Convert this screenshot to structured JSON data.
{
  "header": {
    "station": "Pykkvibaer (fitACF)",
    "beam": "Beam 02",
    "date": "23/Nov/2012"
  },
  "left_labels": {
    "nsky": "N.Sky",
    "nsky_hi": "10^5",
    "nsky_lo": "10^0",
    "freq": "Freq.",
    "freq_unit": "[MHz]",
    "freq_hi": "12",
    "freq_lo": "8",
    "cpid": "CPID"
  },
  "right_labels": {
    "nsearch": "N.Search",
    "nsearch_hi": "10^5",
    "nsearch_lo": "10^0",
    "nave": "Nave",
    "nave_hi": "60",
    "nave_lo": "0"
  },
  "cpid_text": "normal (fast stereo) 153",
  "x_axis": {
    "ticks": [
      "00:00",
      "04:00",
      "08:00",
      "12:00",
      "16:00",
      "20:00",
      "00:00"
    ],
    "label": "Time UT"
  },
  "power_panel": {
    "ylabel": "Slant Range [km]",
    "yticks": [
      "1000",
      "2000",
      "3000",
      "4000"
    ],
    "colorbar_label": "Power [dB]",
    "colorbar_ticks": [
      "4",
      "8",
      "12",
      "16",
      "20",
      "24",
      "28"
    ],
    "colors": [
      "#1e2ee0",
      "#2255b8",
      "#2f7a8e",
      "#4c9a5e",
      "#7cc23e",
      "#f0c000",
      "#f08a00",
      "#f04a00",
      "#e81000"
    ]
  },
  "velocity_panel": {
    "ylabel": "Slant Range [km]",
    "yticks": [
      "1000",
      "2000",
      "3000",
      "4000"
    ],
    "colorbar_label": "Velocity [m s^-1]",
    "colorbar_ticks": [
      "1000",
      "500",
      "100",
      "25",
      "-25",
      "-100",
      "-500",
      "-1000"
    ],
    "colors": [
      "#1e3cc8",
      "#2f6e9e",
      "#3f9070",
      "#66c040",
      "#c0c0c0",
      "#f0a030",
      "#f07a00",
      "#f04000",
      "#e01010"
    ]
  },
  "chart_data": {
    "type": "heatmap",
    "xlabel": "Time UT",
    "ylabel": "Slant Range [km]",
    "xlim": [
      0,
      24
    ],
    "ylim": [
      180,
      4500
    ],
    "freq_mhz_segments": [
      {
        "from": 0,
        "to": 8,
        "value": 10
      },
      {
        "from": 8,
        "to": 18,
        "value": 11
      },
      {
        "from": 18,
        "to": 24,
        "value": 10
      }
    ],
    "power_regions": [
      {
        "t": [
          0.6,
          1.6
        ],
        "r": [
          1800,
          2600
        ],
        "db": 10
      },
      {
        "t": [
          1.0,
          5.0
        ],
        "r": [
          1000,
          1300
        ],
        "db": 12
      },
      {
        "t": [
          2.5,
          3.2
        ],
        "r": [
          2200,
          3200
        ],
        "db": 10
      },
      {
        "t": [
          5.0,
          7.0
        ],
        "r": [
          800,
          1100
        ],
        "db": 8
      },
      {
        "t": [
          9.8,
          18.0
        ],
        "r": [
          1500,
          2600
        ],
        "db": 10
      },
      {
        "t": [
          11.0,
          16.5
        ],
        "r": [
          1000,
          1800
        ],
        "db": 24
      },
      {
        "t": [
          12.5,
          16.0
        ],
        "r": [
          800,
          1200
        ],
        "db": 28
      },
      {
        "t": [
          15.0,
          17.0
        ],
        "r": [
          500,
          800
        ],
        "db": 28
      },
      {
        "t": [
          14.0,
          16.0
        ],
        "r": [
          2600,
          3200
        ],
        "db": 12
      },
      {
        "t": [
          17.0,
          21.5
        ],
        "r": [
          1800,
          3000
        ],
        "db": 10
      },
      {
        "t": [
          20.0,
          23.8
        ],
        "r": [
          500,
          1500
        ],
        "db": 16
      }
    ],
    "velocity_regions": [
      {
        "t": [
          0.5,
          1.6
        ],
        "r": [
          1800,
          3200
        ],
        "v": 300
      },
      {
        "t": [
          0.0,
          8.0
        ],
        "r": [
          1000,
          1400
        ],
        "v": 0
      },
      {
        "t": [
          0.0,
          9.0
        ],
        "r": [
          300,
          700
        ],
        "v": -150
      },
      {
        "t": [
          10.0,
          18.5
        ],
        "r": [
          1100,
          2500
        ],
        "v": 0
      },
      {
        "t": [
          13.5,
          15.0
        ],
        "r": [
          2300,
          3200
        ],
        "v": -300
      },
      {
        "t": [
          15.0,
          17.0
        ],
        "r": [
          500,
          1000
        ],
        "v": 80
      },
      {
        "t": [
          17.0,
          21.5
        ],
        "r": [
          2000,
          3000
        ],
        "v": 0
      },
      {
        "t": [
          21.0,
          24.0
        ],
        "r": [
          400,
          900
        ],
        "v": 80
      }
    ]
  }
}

To be done =>
Return all the data exactly as given.

Answer for the task =>
Convert this screenshot to structured JSON data.
{
  "header": {
    "station": "Pykkvibaer (fitACF)",
    "beam": "Beam 02",
    "date": "23/Nov/2012"
  },
  "left_labels": {
    "nsky": "N.Sky",
    "nsky_hi": "10^5",
    "nsky_lo": "10^0",
    "freq": "Freq.",
    "freq_unit": "[MHz]",
    "freq_hi": "12",
    "freq_lo": "8",
    "cpid": "CPID"
  },
  "right_labels": {
    "nsearch": "N.Search",
    "nsearch_hi": "10^5",
    "nsearch_lo": "10^0",
    "nave": "Nave",
    "nave_hi": "60",
    "nave_lo": "0"
  },
  "cpid_text": "normal (fast stereo) 153",
  "x_axis": {
    "ticks": [
      "00:00",
      "04:00",
      "08:00",
      "12:00",
      "16:00",
      "20:00",
      "00:00"
    ],
    "label": "Time UT"
  },
  "power_panel": {
    "ylabel": "Slant Range [km]",
    "yticks": [
      "1000",
      "2000",
      "3000",
      "4000"
    ],
    "colorbar_label": "Power [dB]",
    "colorbar_ticks": [
      "4",
      "8",
      "12",
      "16",
      "20",
      "24",
      "28"
    ],
    "colors": [
      "#1e2ee0",
      "#2255b8",
      "#2f7a8e",
      "#4c9a5e",
      "#7cc23e",
      "#f0c000",
      "#f08a00",
      "#f04a00",
      "#e81000"
    ]
  },
  "velocity_panel": {
    "ylabel": "Slant Range [km]",
    "yticks": [
      "1000",
      "2000",
      "3000",
      "4000"
    ],
    "colorbar_label": "Velocity [m s^-1]",
    "colorbar_ticks": [
      "1000",
      "500",
      "100",
      "25",
      "-25",
      "-100",
      "-500",
      "-1000"
    ],
    "colors": [
      "#1e3cc8",
      "#2f6e9e",
      "#3f9070",
      "#66c040",
      "#c0c0c0",
      "#f0a030",
      "#f07a00",
      "#f04000",
      "#e01010"
    ]
  },
  "chart_data": {
    "type": "heatmap",
    "xlabel": "Time UT",
    "ylabel": "Slant Range [km]",
    "xlim": [
      0,
      24
    ],
    "ylim": [
      180,
      4500
    ],
    "freq_mhz_segments": [
      {
        "from": 0,
        "to": 8,
        "value": 10
      },
      {
        "from": 8,
        "to": 18,
        "value": 11
      },
      {
        "from": 18,
        "to": 24,
        "value": 10
      }
    ],
    "power_regions": [
      {
        "t": [
          0.6,
          1.6
        ],
        "r": [
          1800,
          2600
        ],
        "db": 10
      },
      {
        "t": [
          1.0,
          5.0
        ],
        "r": [
          1000,
          1300
        ],
        "db": 12
      },
      {
        "t": [
          2.5,
          3.2
        ],
        "r": [
          2200,
          3200
        ],
        "db": 10
      },
      {
        "t": [
          5.0,
          7.0
        ],
        "r": [
          800,
          1100
        ],
        "db": 8
      },
      {
        "t": [
          9.8,
          18.0
        ],
        "r": [
          1500,
          2600
        ],
        "db": 10
      },
      {
        "t": [
          11.0,
          16.5
        ],
        "r": [
          1000,
          1800
        ],
        "db": 24
      },
      {
        "t": [
          12.5,
          16.0
        ],
        "r": [
          800,
          1200
        ],
        "db": 28
      },
      {
        "t": [
          15.0,
          17.0
        ],
        "r": [
          500,
          800
        ],
        "db": 28
      },
      {
        "t": [
          14.0,
          16.0
        ],
        "r": [
          2600,
          3200
        ],
        "db": 12
      },
      {
        "t": [
          17.0,
          21.5
        ],
        "r": [
          1800,
          3000
        ],
        "db": 10
      },
      {
        "t": [
          20.0,
          23.8
        ],
        "r": [
          500,
          1500
        ],
        "db": 16
      }
    ],
    "velocity_regions": [
      {
        "t": [
          0.5,
          1.6
        ],
        "r": [
          1800,
          3200
        ],
        "v": 300
      },
      {
        "t": [
          0.0,
          8.0
        ],
        "r": [
          1000,
          1400
        ],
        "v": 0
      },
      {
        "t": [
          0.0,
          9.0
        ],
        "r": [
          300,
          700
        ],
        "v": -150
      },
      {
        "t": [
          10.0,
          18.5
        ],
        "r": [
          1100,
          2500
        ],
        "v": 0
      },
      {
        "t": [
          13.5,
          15.0
        ],
        "r": [
          2300,
          3200
        ],
        "v": -300
      },
      {
        "t": [
          15.0,
          17.0
        ],
        "r": [
          500,
          1000
        ],
        "v": 80
      },
      {
        "t": [
          17.0,
          21.5
        ],
        "r": [
          2000,
          3000
        ],
        "v": 0
      },
      {
        "t": [
          21.0,
          24.0
        ],
        "r": [
          400,
          900
        ],
        "v": 80
      }
    ]
  }
}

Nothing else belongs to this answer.